Start of SOURCE RECORDS
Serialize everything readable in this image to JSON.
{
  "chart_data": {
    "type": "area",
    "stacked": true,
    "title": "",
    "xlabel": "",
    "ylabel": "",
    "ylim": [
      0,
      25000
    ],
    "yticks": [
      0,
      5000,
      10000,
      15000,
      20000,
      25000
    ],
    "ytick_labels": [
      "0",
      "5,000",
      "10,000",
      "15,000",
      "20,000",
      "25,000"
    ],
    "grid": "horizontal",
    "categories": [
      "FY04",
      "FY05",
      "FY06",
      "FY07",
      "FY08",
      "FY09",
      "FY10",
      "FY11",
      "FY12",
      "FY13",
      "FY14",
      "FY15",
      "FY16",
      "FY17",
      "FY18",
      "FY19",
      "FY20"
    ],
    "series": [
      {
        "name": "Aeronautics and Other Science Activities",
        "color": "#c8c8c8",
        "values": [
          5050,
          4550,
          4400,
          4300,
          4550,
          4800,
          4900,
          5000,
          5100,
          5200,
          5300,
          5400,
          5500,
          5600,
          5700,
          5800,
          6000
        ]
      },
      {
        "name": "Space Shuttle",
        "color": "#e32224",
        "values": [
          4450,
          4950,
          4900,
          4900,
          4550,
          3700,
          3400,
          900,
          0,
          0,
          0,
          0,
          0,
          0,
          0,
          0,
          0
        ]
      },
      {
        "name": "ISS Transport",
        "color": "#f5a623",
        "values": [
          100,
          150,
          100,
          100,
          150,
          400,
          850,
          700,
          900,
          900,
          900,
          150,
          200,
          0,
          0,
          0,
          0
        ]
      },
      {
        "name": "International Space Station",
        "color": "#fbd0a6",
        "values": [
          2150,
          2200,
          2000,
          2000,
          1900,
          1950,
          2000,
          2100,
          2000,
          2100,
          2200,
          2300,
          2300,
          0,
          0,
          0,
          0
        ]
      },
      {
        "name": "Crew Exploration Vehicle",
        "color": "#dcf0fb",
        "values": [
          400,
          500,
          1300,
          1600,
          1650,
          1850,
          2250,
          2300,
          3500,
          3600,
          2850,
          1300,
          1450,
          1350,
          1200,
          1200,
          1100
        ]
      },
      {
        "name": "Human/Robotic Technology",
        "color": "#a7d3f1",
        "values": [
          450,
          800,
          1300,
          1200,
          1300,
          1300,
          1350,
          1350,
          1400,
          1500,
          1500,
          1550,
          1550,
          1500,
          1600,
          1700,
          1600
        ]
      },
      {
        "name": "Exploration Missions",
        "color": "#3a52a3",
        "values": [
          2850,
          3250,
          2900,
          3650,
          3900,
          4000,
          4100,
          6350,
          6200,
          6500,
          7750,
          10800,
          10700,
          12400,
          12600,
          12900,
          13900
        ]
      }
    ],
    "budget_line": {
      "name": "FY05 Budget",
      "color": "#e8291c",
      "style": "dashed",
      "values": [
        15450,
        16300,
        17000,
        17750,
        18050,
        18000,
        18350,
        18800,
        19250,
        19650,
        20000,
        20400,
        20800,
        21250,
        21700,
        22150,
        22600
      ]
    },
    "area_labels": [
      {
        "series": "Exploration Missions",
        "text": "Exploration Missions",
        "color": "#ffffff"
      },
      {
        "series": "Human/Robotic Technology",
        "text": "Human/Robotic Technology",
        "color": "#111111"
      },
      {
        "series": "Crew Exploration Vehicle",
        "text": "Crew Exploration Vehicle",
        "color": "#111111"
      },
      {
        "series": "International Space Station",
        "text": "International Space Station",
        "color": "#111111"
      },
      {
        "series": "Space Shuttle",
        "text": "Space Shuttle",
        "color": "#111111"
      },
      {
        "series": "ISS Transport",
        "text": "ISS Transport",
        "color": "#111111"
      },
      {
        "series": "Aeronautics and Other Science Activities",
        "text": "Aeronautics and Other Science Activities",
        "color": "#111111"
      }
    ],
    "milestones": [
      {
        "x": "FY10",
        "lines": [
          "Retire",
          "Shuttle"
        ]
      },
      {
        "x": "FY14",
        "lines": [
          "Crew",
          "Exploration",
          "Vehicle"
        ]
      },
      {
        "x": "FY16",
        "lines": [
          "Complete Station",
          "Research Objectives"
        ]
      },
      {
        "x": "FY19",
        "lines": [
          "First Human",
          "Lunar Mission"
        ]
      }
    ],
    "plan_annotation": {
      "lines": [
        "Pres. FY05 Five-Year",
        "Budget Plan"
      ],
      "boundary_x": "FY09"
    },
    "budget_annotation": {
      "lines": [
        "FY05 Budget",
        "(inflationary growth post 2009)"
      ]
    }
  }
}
End of SOURCE RECORDS
Restate all of the entries exactly, please.

Serialize everything readable in this image to JSON.
{
  "chart_data": {
    "type": "area",
    "stacked": true,
    "title": "",
    "xlabel": "",
    "ylabel": "",
    "ylim": [
      0,
      25000
    ],
    "yticks": [
      0,
      5000,
      10000,
      15000,
      20000,
      25000
    ],
    "ytick_labels": [
      "0",
      "5,000",
      "10,000",
      "15,000",
      "20,000",
      "25,000"
    ],
    "grid": "horizontal",
    "categories": [
      "FY04",
      "FY05",
      "FY06",
      "FY07",
      "FY08",
      "FY09",
      "FY10",
      "FY11",
      "FY12",
      "FY13",
      "FY14",
      "FY15",
      "FY16",
      "FY17",
      "FY18",
      "FY19",
      "FY20"
    ],
    "series": [
      {
        "name": "Aeronautics and Other Science Activities",
        "color": "#c8c8c8",
        "values": [
          5050,
          4550,
          4400,
          4300,
          4550,
          4800,
          4900,
          5000,
          5100,
          5200,
          5300,
          5400,
          5500,
          5600,
          5700,
          5800,
          6000
        ]
      },
      {
        "name": "Space Shuttle",
        "color": "#e32224",
        "values": [
          4450,
          4950,
          4900,
          4900,
          4550,
          3700,
          3400,
          900,
          0,
          0,
          0,
          0,
          0,
          0,
          0,
          0,
          0
        ]
      },
      {
        "name": "ISS Transport",
        "color": "#f5a623",
        "values": [
          100,
          150,
          100,
          100,
          150,
          400,
          850,
          700,
          900,
          900,
          900,
          150,
          200,
          0,
          0,
          0,
          0
        ]
      },
      {
        "name": "International Space Station",
        "color": "#fbd0a6",
        "values": [
          2150,
          2200,
          2000,
          2000,
          1900,
          1950,
          2000,
          2100,
          2000,
          2100,
          2200,
          2300,
          2300,
          0,
          0,
          0,
          0
        ]
      },
      {
        "name": "Crew Exploration Vehicle",
        "color": "#dcf0fb",
        "values": [
          400,
          500,
          1300,
          1600,
          1650,
          1850,
          2250,
          2300,
          3500,
          3600,
          2850,
          1300,
          1450,
          1350,
          1200,
          1200,
          1100
        ]
      },
      {
        "name": "Human/Robotic Technology",
        "color": "#a7d3f1",
        "values": [
          450,
          800,
          1300,
          1200,
          1300,
          1300,
          1350,
          1350,
          1400,
          1500,
          1500,
          1550,
          1550,
          1500,
          1600,
          1700,
          1600
        ]
      },
      {
        "name": "Exploration Missions",
        "color": "#3a52a3",
        "values": [
          2850,
          3250,
          2900,
          3650,
          3900,
          4000,
          4100,
          6350,
          6200,
          6500,
          7750,
          10800,
          10700,
          12400,
          12600,
          12900,
          13900
        ]
      }
    ],
    "budget_line": {
      "name": "FY05 Budget",
      "color": "#e8291c",
      "style": "dashed",
      "values": [
        15450,
        16300,
        17000,
        17750,
        18050,
        18000,
        18350,
        18800,
        19250,
        19650,
        20000,
        20400,
        20800,
        21250,
        21700,
        22150,
        22600
      ]
    },
    "area_labels": [
      {
        "series": "Exploration Missions",
        "text": "Exploration Missions",
        "color": "#ffffff"
      },
      {
        "series": "Human/Robotic Technology",
        "text": "Human/Robotic Technology",
        "color": "#111111"
      },
      {
        "series": "Crew Exploration Vehicle",
        "text": "Crew Exploration Vehicle",
        "color": "#111111"
      },
      {
        "series": "International Space Station",
        "text": "International Space Station",
        "color": "#111111"
      },
      {
        "series": "Space Shuttle",
        "text": "Space Shuttle",
        "color": "#111111"
      },
      {
        "series": "ISS Transport",
        "text": "ISS Transport",
        "color": "#111111"
      },
      {
        "series": "Aeronautics and Other Science Activities",
        "text": "Aeronautics and Other Science Activities",
        "color": "#111111"
      }
    ],
    "milestones": [
      {
        "x": "FY10",
        "lines": [
          "Retire",
          "Shuttle"
        ]
      },
      {
        "x": "FY14",
        "lines": [
          "Crew",
          "Exploration",
          "Vehicle"
        ]
      },
      {
        "x": "FY16",
        "lines": [
          "Complete Station",
          "Research Objectives"
        ]
      },
      {
        "x": "FY19",
        "lines": [
          "First Human",
          "Lunar Mission"
        ]
      }
    ],
    "plan_annotation": {
      "lines": [
        "Pres. FY05 Five-Year",
        "Budget Plan"
      ],
      "boundary_x": "FY09"
    },
    "budget_annotation": {
      "lines": [
        "FY05 Budget",
        "(inflationary growth post 2009)"
      ]
    }
  }
}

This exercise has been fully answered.